Using the data below, copy every line that contains the word "Details".

Information provided:

-.-.-

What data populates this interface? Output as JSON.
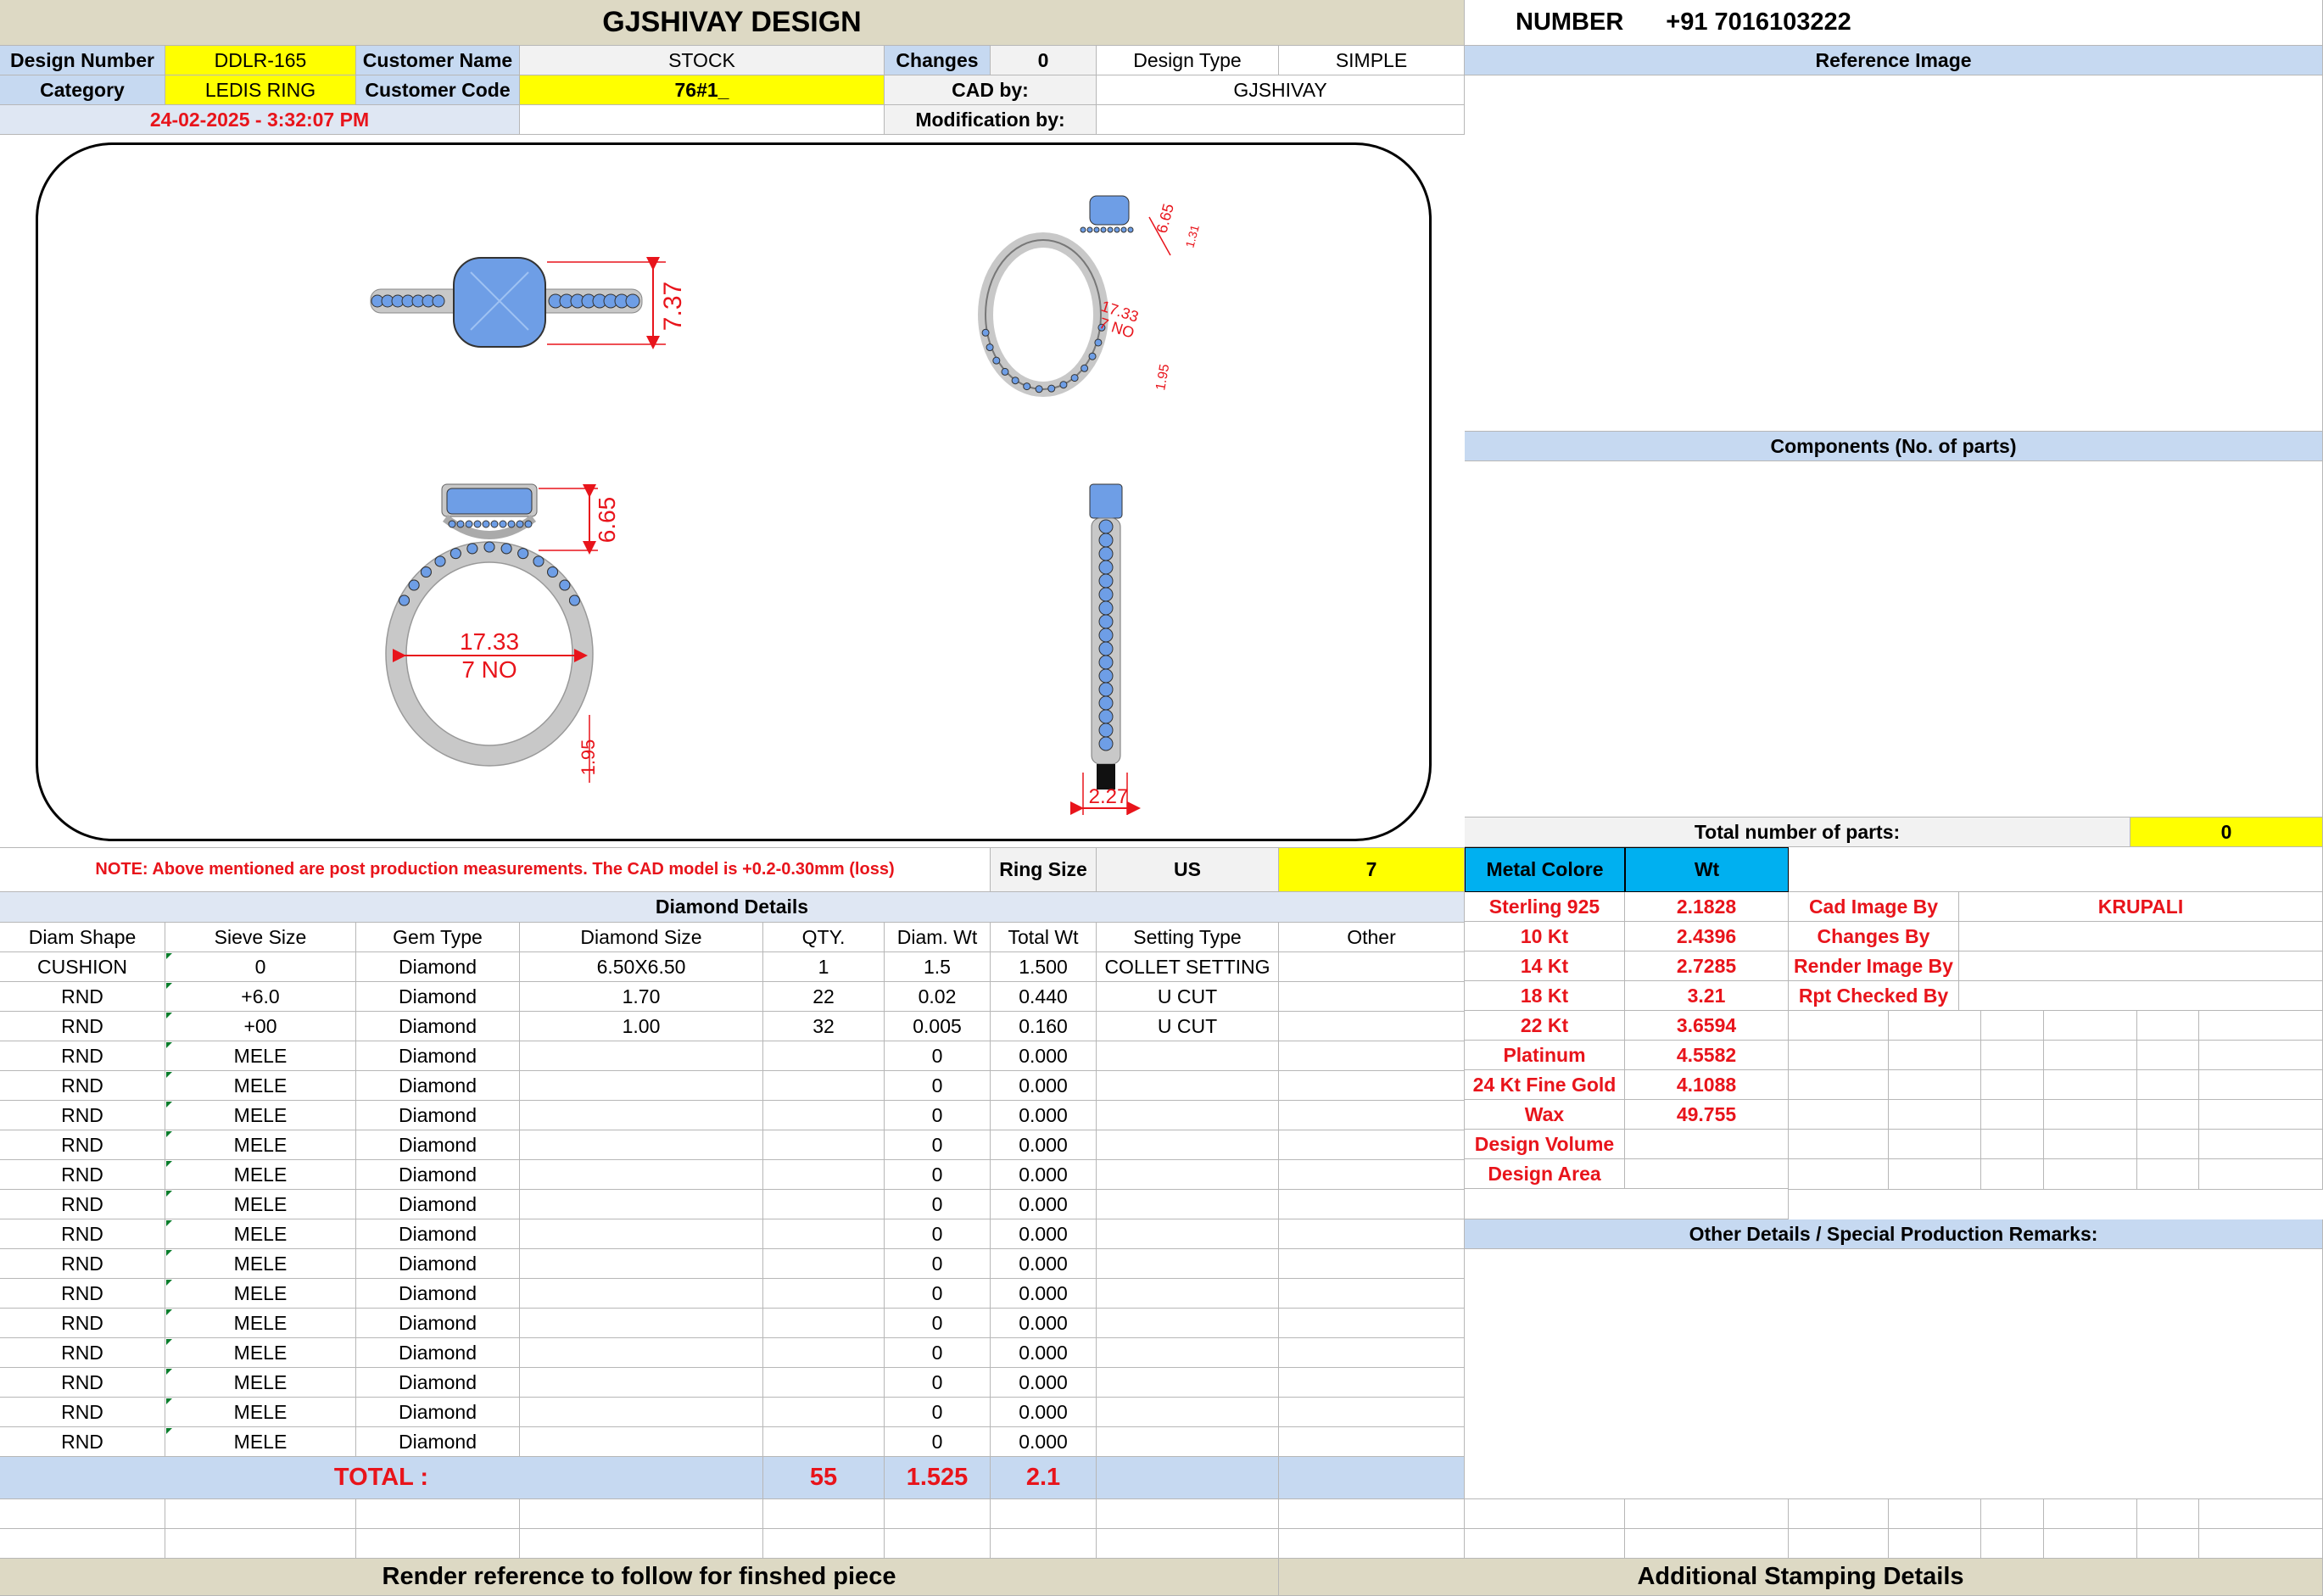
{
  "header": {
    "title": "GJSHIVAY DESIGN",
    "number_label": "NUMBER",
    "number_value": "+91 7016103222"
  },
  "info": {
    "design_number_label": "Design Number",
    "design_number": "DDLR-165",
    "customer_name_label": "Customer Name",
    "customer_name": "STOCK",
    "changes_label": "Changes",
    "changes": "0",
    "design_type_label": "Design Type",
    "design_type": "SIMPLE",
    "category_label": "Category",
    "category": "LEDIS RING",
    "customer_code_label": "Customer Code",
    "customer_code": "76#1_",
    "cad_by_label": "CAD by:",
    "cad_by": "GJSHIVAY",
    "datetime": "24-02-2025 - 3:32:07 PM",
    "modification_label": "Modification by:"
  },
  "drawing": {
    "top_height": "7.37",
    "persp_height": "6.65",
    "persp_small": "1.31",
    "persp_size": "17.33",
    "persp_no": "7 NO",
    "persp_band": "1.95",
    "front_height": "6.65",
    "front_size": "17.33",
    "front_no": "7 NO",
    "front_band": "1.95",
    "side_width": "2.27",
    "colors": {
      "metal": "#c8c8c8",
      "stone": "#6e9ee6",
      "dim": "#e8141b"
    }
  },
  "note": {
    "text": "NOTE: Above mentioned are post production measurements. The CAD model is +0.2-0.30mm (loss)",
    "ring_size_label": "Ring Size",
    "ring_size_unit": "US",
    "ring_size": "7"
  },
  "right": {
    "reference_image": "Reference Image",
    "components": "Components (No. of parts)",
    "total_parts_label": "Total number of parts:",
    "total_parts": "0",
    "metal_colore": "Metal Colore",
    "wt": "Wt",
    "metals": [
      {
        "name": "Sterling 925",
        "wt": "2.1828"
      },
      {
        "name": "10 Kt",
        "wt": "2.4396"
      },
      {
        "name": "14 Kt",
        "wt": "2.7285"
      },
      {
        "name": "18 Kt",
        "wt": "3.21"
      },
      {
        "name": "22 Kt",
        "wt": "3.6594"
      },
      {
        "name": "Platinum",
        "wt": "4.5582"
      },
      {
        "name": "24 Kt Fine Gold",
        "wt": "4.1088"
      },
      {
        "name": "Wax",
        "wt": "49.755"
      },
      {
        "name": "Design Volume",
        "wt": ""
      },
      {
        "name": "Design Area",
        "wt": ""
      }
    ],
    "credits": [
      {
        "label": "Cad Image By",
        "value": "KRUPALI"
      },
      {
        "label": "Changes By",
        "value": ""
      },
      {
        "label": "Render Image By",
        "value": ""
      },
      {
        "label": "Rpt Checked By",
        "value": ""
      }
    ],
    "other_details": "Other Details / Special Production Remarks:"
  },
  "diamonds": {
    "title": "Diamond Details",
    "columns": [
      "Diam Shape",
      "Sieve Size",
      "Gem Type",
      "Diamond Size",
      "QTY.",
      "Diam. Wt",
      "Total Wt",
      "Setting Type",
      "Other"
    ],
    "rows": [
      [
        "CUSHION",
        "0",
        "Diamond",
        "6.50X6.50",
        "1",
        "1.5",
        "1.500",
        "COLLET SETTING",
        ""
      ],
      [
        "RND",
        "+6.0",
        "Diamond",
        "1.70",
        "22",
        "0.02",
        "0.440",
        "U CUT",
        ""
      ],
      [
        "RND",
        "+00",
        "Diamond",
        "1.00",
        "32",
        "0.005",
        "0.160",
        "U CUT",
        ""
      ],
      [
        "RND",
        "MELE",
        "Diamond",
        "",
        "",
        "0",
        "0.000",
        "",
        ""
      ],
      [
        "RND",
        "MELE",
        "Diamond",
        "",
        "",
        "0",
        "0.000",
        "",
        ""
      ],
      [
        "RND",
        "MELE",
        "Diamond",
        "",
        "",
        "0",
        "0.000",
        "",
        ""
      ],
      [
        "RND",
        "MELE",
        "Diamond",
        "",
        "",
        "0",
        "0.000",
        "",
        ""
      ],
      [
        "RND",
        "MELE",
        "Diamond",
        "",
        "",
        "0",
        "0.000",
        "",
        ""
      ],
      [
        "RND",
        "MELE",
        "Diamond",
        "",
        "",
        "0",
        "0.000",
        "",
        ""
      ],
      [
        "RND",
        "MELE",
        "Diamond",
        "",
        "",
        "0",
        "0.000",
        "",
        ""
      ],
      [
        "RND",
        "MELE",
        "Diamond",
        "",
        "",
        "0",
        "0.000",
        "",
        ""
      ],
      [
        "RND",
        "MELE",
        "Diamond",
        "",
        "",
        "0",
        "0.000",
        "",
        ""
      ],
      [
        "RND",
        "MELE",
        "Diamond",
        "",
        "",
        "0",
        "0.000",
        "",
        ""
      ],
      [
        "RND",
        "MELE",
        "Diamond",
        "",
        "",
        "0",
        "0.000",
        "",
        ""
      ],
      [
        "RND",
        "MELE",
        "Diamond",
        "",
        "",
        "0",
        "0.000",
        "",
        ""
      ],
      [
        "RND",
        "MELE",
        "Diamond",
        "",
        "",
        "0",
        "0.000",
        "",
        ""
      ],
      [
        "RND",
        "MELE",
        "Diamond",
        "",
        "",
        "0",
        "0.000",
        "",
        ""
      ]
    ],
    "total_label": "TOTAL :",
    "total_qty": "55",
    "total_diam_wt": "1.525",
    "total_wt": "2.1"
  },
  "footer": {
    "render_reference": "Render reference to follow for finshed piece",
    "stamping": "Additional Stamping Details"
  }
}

-.-.-

Problem solution:
    "other_details": "Other Details / Special Production Remarks:"
    "title": "Diamond Details",
    "stamping": "Additional Stamping Details"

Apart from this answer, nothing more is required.